[Begin Entries supplied]
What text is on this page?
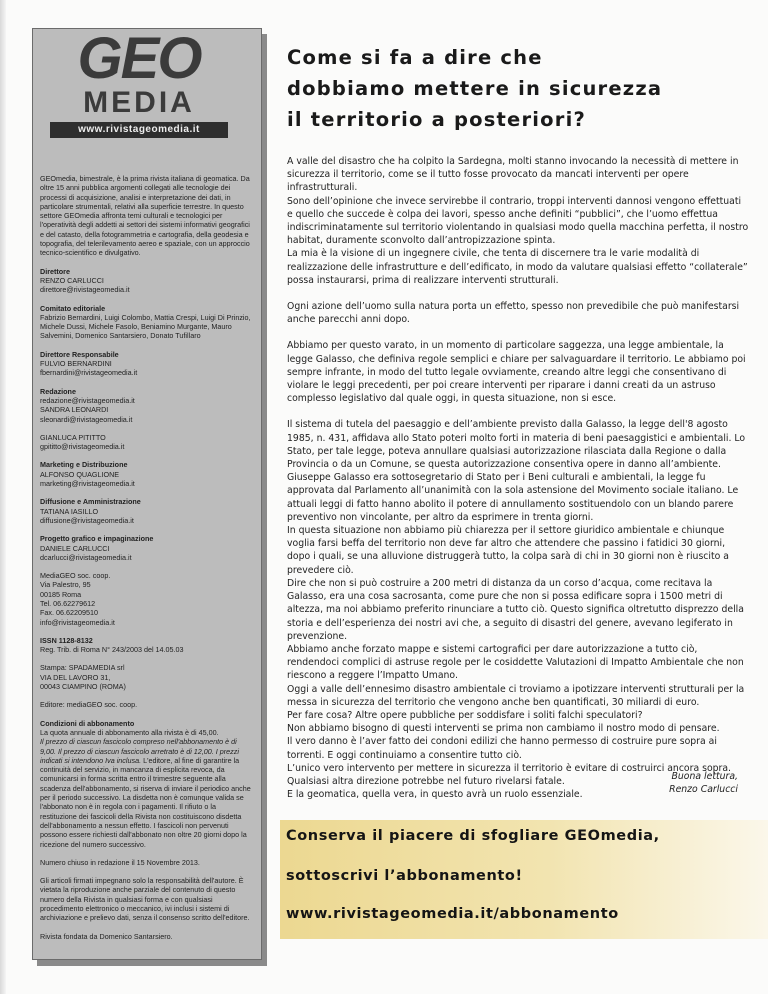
GEO
MEDIA
www.rivistageomedia.it

GEOmedia, bimestrale, è la prima rivista italiana di geomatica. Da oltre 15 anni pubblica argomenti collegati alle tecnologie dei processi di acquisizione, analisi e interpretazione dei dati, in particolare strumentali, relativi alla superficie terrestre. In questo settore GEOmedia affronta temi culturali e tecnologici per l'operatività degli addetti ai settori dei sistemi informativi geografici e del catasto, della fotogrammetria e cartografia, della geodesia e topografia, del telerilevamento aereo e spaziale, con un approccio tecnico-scientifico e divulgativo.

Direttore
RENZO CARLUCCI
direttore@rivistageomedia.it

Comitato editoriale
Fabrizio Bernardini, Luigi Colombo, Mattia Crespi, Luigi Di Prinzio, Michele Dussi, Michele Fasolo, Beniamino Murgante, Mauro Salvemini, Domenico Santarsiero, Donato Tufillaro

Direttore Responsabile
FULVIO BERNARDINI
fbernardini@rivistageomedia.it

Redazione
redazione@rivistageomedia.it
SANDRA LEONARDI
sleonardi@rivistageomedia.it

GIANLUCA PITITTO
gpititto@rivistageomedia.it

Marketing e Distribuzione
ALFONSO QUAGLIONE
marketing@rivistageomedia.it

Diffusione e Amministrazione
TATIANA IASILLO
diffusione@rivistageomedia.it

Progetto grafico e impaginazione
DANIELE CARLUCCI
dcarlucci@rivistageomedia.it

MediaGEO soc. coop.
Via Palestro, 95
00185 Roma
Tel. 06.62279612
Fax. 06.62209510
info@rivistageomedia.it

ISSN 1128-8132
Reg. Trib. di Roma N° 243/2003 del 14.05.03

Stampa: SPADAMEDIA srl
VIA DEL LAVORO 31,
00043 CIAMPINO (ROMA)

Editore: mediaGEO soc. coop.

Condizioni di abbonamento
La quota annuale di abbonamento alla rivista è di 45,00.
Il prezzo di ciascun fascicolo compreso nell'abbonamento è di 9,00. Il prezzo di ciascun fascicolo arretrato è di 12,00. I prezzi indicati si intendono Iva inclusa. L'editore, al fine di garantire la continuità del servizio, in mancanza di esplicita revoca, da comunicarsi in forma scritta entro il trimestre seguente alla scadenza dell'abbonamento, si riserva di inviare il periodico anche per il periodo successivo. La disdetta non è comunque valida se l'abbonato non è in regola con i pagamenti. Il rifiuto o la restituzione dei fascicoli della Rivista non costituiscono disdetta dell'abbonamento a nessun effetto. I fascicoli non pervenuti possono essere richiesti dall'abbonato non oltre 20 giorni dopo la ricezione del numero successivo.

Numero chiuso in redazione il 15 Novembre 2013.

Gli articoli firmati impegnano solo la responsabilità dell'autore. È vietata la riproduzione anche parziale del contenuto di questo numero della Rivista in qualsiasi forma e con qualsiasi procedimento elettronico o meccanico, ivi inclusi i sistemi di archiviazione e prelievo dati, senza il consenso scritto dell'editore.

Rivista fondata da Domenico Santarsiero.

Come si fa a dire che
dobbiamo mettere in sicurezza
il territorio a posteriori?

A valle del disastro che ha colpito la Sardegna, molti stanno invocando la necessità di mettere in sicurezza il territorio, come se il tutto fosse provocato da mancati interventi per opere infrastrutturali.
Sono dell’opinione che invece servirebbe il contrario, troppi interventi dannosi vengono effettuati e quello che succede è colpa dei lavori, spesso anche definiti “pubblici”, che l’uomo effettua indiscriminatamente sul territorio violentando in qualsiasi modo quella macchina perfetta, il nostro habitat, duramente sconvolto dall’antropizzazione spinta.
La mia è la visione di un ingegnere civile, che tenta di discernere tra le varie modalità di realizzazione delle infrastrutture e dell’edificato, in modo da valutare qualsiasi effetto “collaterale” possa instaurarsi, prima di realizzare interventi strutturali.

Ogni azione dell’uomo sulla natura porta un effetto, spesso non prevedibile che può manifestarsi anche parecchi anni dopo.

Abbiamo per questo varato, in un momento di particolare saggezza, una legge ambientale, la legge Galasso, che definiva regole semplici e chiare per salvaguardare il territorio. Le abbiamo poi sempre infrante, in modo del tutto legale ovviamente, creando altre leggi che consentivano di violare le leggi precedenti, per poi creare interventi per riparare i danni creati da un astruso complesso legislativo dal quale oggi, in questa situazione, non si esce.

Il sistema di tutela del paesaggio e dell’ambiente previsto dalla Galasso, la legge dell'8 agosto 1985, n. 431, affidava allo Stato poteri molto forti in materia di beni paesaggistici e ambientali. Lo Stato, per tale legge, poteva annullare qualsiasi autorizzazione rilasciata dalla Regione o dalla Provincia o da un Comune, se questa autorizzazione consentiva opere in danno all’ambiente.
Giuseppe Galasso era sottosegretario di Stato per i Beni culturali e ambientali, la legge fu approvata dal Parlamento all’unanimità con la sola astensione del Movimento sociale italiano. Le attuali leggi di fatto hanno abolito il potere di annullamento sostituendolo con un blando parere preventivo non vincolante, per altro da esprimere in trenta giorni.
In questa situazione non abbiamo più chiarezza per il settore giuridico ambientale e chiunque voglia farsi beffa del territorio non deve far altro che attendere che passino i fatidici 30 giorni, dopo i quali, se una alluvione distruggerà tutto, la colpa sarà di chi in 30 giorni non è riuscito a prevedere ciò.
Dire che non si può costruire a 200 metri di distanza da un corso d’acqua, come recitava la Galasso, era una cosa sacrosanta, come pure che non si possa edificare sopra i 1500 metri di altezza, ma noi abbiamo preferito rinunciare a tutto ciò. Questo significa oltretutto disprezzo della storia e dell’esperienza dei nostri avi che, a seguito di disastri del genere, avevano legiferato in prevenzione.
Abbiamo anche forzato mappe e sistemi cartografici per dare autorizzazione a tutto ciò, rendendoci complici di astruse regole per le cosiddette Valutazioni di Impatto Ambientale che non riescono a reggere l’Impatto Umano.
Oggi a valle dell’ennesimo disastro ambientale ci troviamo a ipotizzare interventi strutturali per la messa in sicurezza del territorio che vengono anche ben quantificati, 30 miliardi di euro.
Per fare cosa? Altre opere pubbliche per soddisfare i soliti falchi speculatori?
Non abbiamo bisogno di questi interventi se prima non cambiamo il nostro modo di pensare.
Il vero danno è l’aver fatto dei condoni edilizi che hanno permesso di costruire pure sopra ai torrenti. E oggi continuiamo a consentire tutto ciò.
L’unico vero intervento per mettere in sicurezza il territorio è evitare di costruirci ancora sopra.
Qualsiasi altra direzione potrebbe nel futuro rivelarsi fatale.
E la geomatica, quella vera, in questo avrà un ruolo essenziale.

Buona lettura,
Renzo Carlucci
Conserva il piacere di sfogliare GEOmedia,
sottoscrivi l’abbonamento!
www.rivistageomedia.it/abbonamento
[End Entries supplied]
Aim of the exercise: What is the number of lines in the records that contain the word "quella"? Answer with the number and nothing else.

Final result: 2